- Directions for this task -
Transcribe the records that follow. Keep every word exactly, and drop the pictures.

- Raw records -
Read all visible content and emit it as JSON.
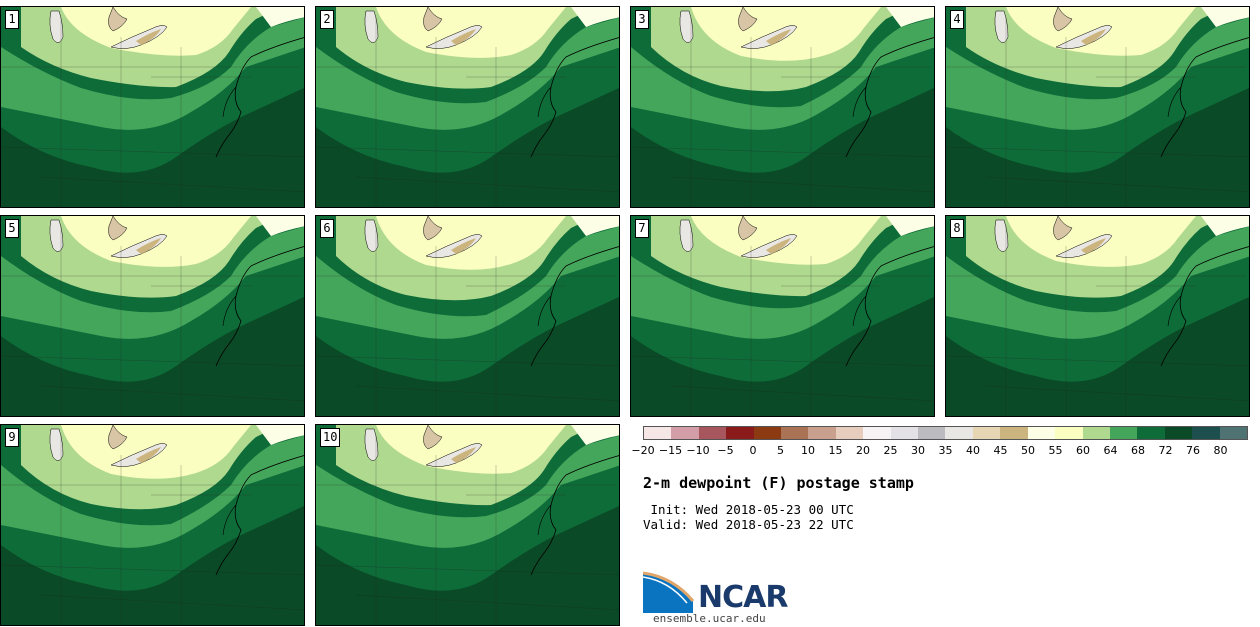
{
  "panels": [
    {
      "label": "1"
    },
    {
      "label": "2"
    },
    {
      "label": "3"
    },
    {
      "label": "4"
    },
    {
      "label": "5"
    },
    {
      "label": "6"
    },
    {
      "label": "7"
    },
    {
      "label": "8"
    },
    {
      "label": "9"
    },
    {
      "label": "10"
    }
  ],
  "colorbar": {
    "colors": [
      "#f6e6e6",
      "#d39ea8",
      "#a8565e",
      "#8b1a1a",
      "#8b3a12",
      "#ab7355",
      "#c9a08e",
      "#e6cdbd",
      "#f7f2f4",
      "#e3e1e5",
      "#bcbbbf",
      "#e9e7e3",
      "#e6d6b4",
      "#ccb47e",
      "#fdfee6",
      "#fafec0",
      "#afd98f",
      "#44a65b",
      "#0e6c39",
      "#0a4a26",
      "#1d4f4f",
      "#4f7272"
    ],
    "ticks": [
      "−20",
      "−15",
      "−10",
      "−5",
      "0",
      "5",
      "10",
      "15",
      "20",
      "25",
      "30",
      "35",
      "40",
      "45",
      "50",
      "55",
      "60",
      "64",
      "68",
      "72",
      "76",
      "80"
    ]
  },
  "title": "2-m dewpoint (F) postage stamp",
  "init": " Init: Wed 2018-05-23 00 UTC",
  "valid": "Valid: Wed 2018-05-23 22 UTC",
  "logo": {
    "name": "NCAR"
  },
  "site": "ensemble.ucar.edu"
}
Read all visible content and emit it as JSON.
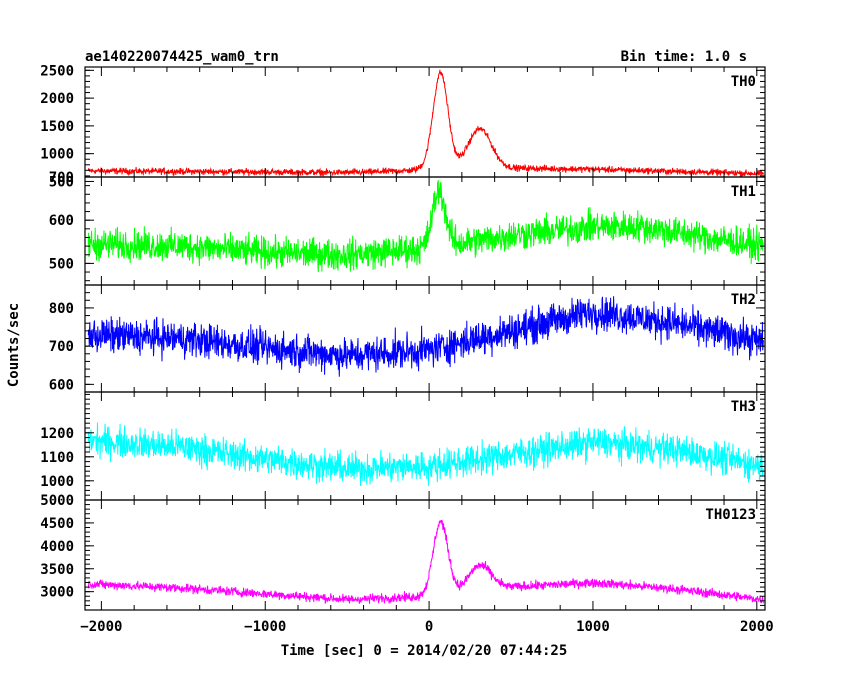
{
  "chart_data": {
    "type": "line",
    "title": "ae140220074425_wam0_trn",
    "bin_time_label": "Bin time: 1.0 s",
    "xlabel": "Time [sec] 0 = 2014/02/20 07:44:25",
    "ylabel": "Counts/sec",
    "x_range": [
      -2100,
      2050
    ],
    "x_ticks": [
      -2000,
      -1000,
      0,
      1000,
      2000
    ],
    "x_tick_labels": [
      "−2000",
      "−1000",
      "0",
      "1000",
      "2000"
    ],
    "panels": [
      {
        "name": "TH0",
        "color": "#ff0000",
        "ylim": [
          580,
          2560
        ],
        "y_ticks": [
          500,
          1000,
          1500,
          2000,
          2500
        ],
        "y_tick_labels": [
          "500",
          "1000",
          "1500",
          "2000",
          "2500"
        ],
        "baseline": [
          [
            -2100,
            690
          ],
          [
            -1500,
            680
          ],
          [
            -500,
            660
          ],
          [
            -250,
            680
          ],
          [
            -100,
            700
          ],
          [
            0,
            760
          ],
          [
            500,
            740
          ],
          [
            1000,
            720
          ],
          [
            1500,
            680
          ],
          [
            2050,
            640
          ]
        ],
        "bumps": [
          [
            70,
            1700,
            45
          ],
          [
            310,
            700,
            70
          ]
        ],
        "noise": 40
      },
      {
        "name": "TH1",
        "color": "#00ff00",
        "ylim": [
          450,
          700
        ],
        "y_ticks": [
          500,
          600,
          700
        ],
        "y_tick_labels": [
          "500",
          "600",
          "700"
        ],
        "baseline": [
          [
            -2100,
            545
          ],
          [
            -1500,
            540
          ],
          [
            -1000,
            525
          ],
          [
            -500,
            520
          ],
          [
            0,
            535
          ],
          [
            500,
            565
          ],
          [
            1000,
            585
          ],
          [
            1300,
            585
          ],
          [
            1700,
            560
          ],
          [
            2050,
            540
          ]
        ],
        "bumps": [
          [
            60,
            130,
            40
          ]
        ],
        "noise": 25
      },
      {
        "name": "TH2",
        "color": "#0000ff",
        "ylim": [
          580,
          860
        ],
        "y_ticks": [
          600,
          700,
          800
        ],
        "y_tick_labels": [
          "600",
          "700",
          "800"
        ],
        "baseline": [
          [
            -2100,
            730
          ],
          [
            -1500,
            720
          ],
          [
            -1000,
            695
          ],
          [
            -500,
            675
          ],
          [
            0,
            690
          ],
          [
            500,
            740
          ],
          [
            1000,
            790
          ],
          [
            1500,
            760
          ],
          [
            2050,
            710
          ]
        ],
        "bumps": [],
        "noise": 32
      },
      {
        "name": "TH3",
        "color": "#00ffff",
        "ylim": [
          920,
          1370
        ],
        "y_ticks": [
          1000,
          1100,
          1200
        ],
        "y_tick_labels": [
          "1000",
          "1100",
          "1200"
        ],
        "baseline": [
          [
            -2100,
            1170
          ],
          [
            -1500,
            1140
          ],
          [
            -1000,
            1090
          ],
          [
            -500,
            1050
          ],
          [
            0,
            1060
          ],
          [
            500,
            1110
          ],
          [
            1000,
            1160
          ],
          [
            1500,
            1130
          ],
          [
            2050,
            1060
          ]
        ],
        "bumps": [],
        "noise": 45
      },
      {
        "name": "TH0123",
        "color": "#ff00ff",
        "ylim": [
          2600,
          5000
        ],
        "y_ticks": [
          3000,
          3500,
          4000,
          4500,
          5000
        ],
        "y_tick_labels": [
          "3000",
          "3500",
          "4000",
          "4500",
          "5000"
        ],
        "baseline": [
          [
            -2100,
            3170
          ],
          [
            -1500,
            3080
          ],
          [
            -1000,
            2950
          ],
          [
            -500,
            2830
          ],
          [
            0,
            2900
          ],
          [
            500,
            3100
          ],
          [
            1000,
            3200
          ],
          [
            1500,
            3060
          ],
          [
            2050,
            2820
          ]
        ],
        "bumps": [
          [
            70,
            1600,
            45
          ],
          [
            310,
            550,
            70
          ]
        ],
        "noise": 70
      }
    ]
  }
}
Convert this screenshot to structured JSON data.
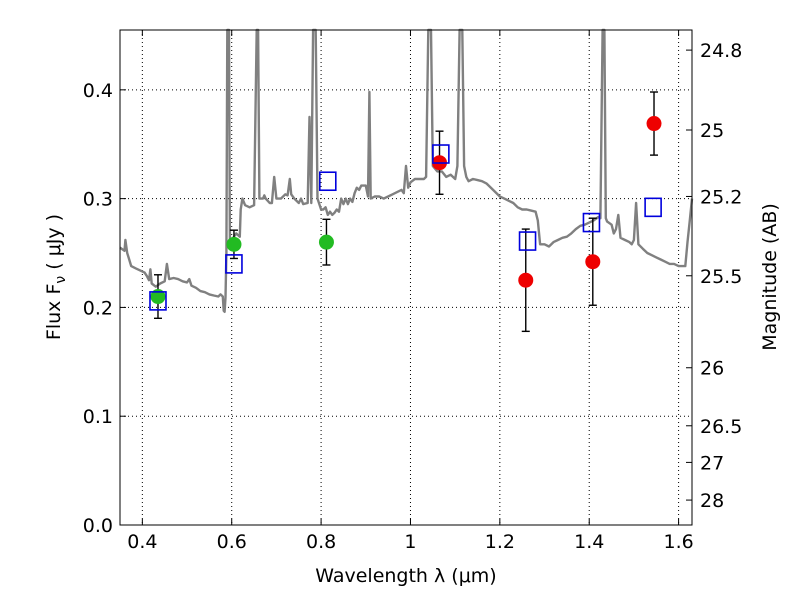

- Problem solution -
Read all visible content and emit it as JSON.
{
  "panels": [
    {
      "label": "1"
    },
    {
      "label": "2"
    },
    {
      "label": "3"
    },
    {
      "label": "4"
    },
    {
      "label": "5"
    },
    {
      "label": "6"
    },
    {
      "label": "7"
    },
    {
      "label": "8"
    },
    {
      "label": "9"
    },
    {
      "label": "10"
    }
  ],
  "colorbar": {
    "colors": [
      "#f6e6e6",
      "#d39ea8",
      "#a8565e",
      "#8b1a1a",
      "#8b3a12",
      "#ab7355",
      "#c9a08e",
      "#e6cdbd",
      "#f7f2f4",
      "#e3e1e5",
      "#bcbbbf",
      "#e9e7e3",
      "#e6d6b4",
      "#ccb47e",
      "#fdfee6",
      "#fafec0",
      "#afd98f",
      "#44a65b",
      "#0e6c39",
      "#0a4a26",
      "#1d4f4f",
      "#4f7272"
    ],
    "ticks": [
      "−20",
      "−15",
      "−10",
      "−5",
      "0",
      "5",
      "10",
      "15",
      "20",
      "25",
      "30",
      "35",
      "40",
      "45",
      "50",
      "55",
      "60",
      "64",
      "68",
      "72",
      "76",
      "80"
    ]
  },
  "title": "2-m dewpoint (F) postage stamp",
  "init": " Init: Wed 2018-05-23 00 UTC",
  "valid": "Valid: Wed 2018-05-23 22 UTC",
  "logo": {
    "name": "NCAR"
  },
  "site": "ensemble.ucar.edu"
}
Read all visible content and emit it as JSON.
{
  "chart_data": {
    "type": "line",
    "title": "ae140220074425_wam0_trn",
    "bin_time_label": "Bin time: 1.0 s",
    "xlabel": "Time [sec] 0 = 2014/02/20 07:44:25",
    "ylabel": "Counts/sec",
    "x_range": [
      -2100,
      2050
    ],
    "x_ticks": [
      -2000,
      -1000,
      0,
      1000,
      2000
    ],
    "x_tick_labels": [
      "−2000",
      "−1000",
      "0",
      "1000",
      "2000"
    ],
    "panels": [
      {
        "name": "TH0",
        "color": "#ff0000",
        "ylim": [
          580,
          2560
        ],
        "y_ticks": [
          500,
          1000,
          1500,
          2000,
          2500
        ],
        "y_tick_labels": [
          "500",
          "1000",
          "1500",
          "2000",
          "2500"
        ],
        "baseline": [
          [
            -2100,
            690
          ],
          [
            -1500,
            680
          ],
          [
            -500,
            660
          ],
          [
            -250,
            680
          ],
          [
            -100,
            700
          ],
          [
            0,
            760
          ],
          [
            500,
            740
          ],
          [
            1000,
            720
          ],
          [
            1500,
            680
          ],
          [
            2050,
            640
          ]
        ],
        "bumps": [
          [
            70,
            1700,
            45
          ],
          [
            310,
            700,
            70
          ]
        ],
        "noise": 40
      },
      {
        "name": "TH1",
        "color": "#00ff00",
        "ylim": [
          450,
          700
        ],
        "y_ticks": [
          500,
          600,
          700
        ],
        "y_tick_labels": [
          "500",
          "600",
          "700"
        ],
        "baseline": [
          [
            -2100,
            545
          ],
          [
            -1500,
            540
          ],
          [
            -1000,
            525
          ],
          [
            -500,
            520
          ],
          [
            0,
            535
          ],
          [
            500,
            565
          ],
          [
            1000,
            585
          ],
          [
            1300,
            585
          ],
          [
            1700,
            560
          ],
          [
            2050,
            540
          ]
        ],
        "bumps": [
          [
            60,
            130,
            40
          ]
        ],
        "noise": 25
      },
      {
        "name": "TH2",
        "color": "#0000ff",
        "ylim": [
          580,
          860
        ],
        "y_ticks": [
          600,
          700,
          800
        ],
        "y_tick_labels": [
          "600",
          "700",
          "800"
        ],
        "baseline": [
          [
            -2100,
            730
          ],
          [
            -1500,
            720
          ],
          [
            -1000,
            695
          ],
          [
            -500,
            675
          ],
          [
            0,
            690
          ],
          [
            500,
            740
          ],
          [
            1000,
            790
          ],
          [
            1500,
            760
          ],
          [
            2050,
            710
          ]
        ],
        "bumps": [],
        "noise": 32
      },
      {
        "name": "TH3",
        "color": "#00ffff",
        "ylim": [
          920,
          1370
        ],
        "y_ticks": [
          1000,
          1100,
          1200
        ],
        "y_tick_labels": [
          "1000",
          "1100",
          "1200"
        ],
        "baseline": [
          [
            -2100,
            1170
          ],
          [
            -1500,
            1140
          ],
          [
            -1000,
            1090
          ],
          [
            -500,
            1050
          ],
          [
            0,
            1060
          ],
          [
            500,
            1110
          ],
          [
            1000,
            1160
          ],
          [
            1500,
            1130
          ],
          [
            2050,
            1060
          ]
        ],
        "bumps": [],
        "noise": 45
      },
      {
        "name": "TH0123",
        "color": "#ff00ff",
        "ylim": [
          2600,
          5000
        ],
        "y_ticks": [
          3000,
          3500,
          4000,
          4500,
          5000
        ],
        "y_tick_labels": [
          "3000",
          "3500",
          "4000",
          "4500",
          "5000"
        ],
        "baseline": [
          [
            -2100,
            3170
          ],
          [
            -1500,
            3080
          ],
          [
            -1000,
            2950
          ],
          [
            -500,
            2830
          ],
          [
            0,
            2900
          ],
          [
            500,
            3100
          ],
          [
            1000,
            3200
          ],
          [
            1500,
            3060
          ],
          [
            2050,
            2820
          ]
        ],
        "bumps": [
          [
            70,
            1600,
            45
          ],
          [
            310,
            550,
            70
          ]
        ],
        "noise": 70
      }
    ]
  }
}
Convert this screenshot to structured JSON data.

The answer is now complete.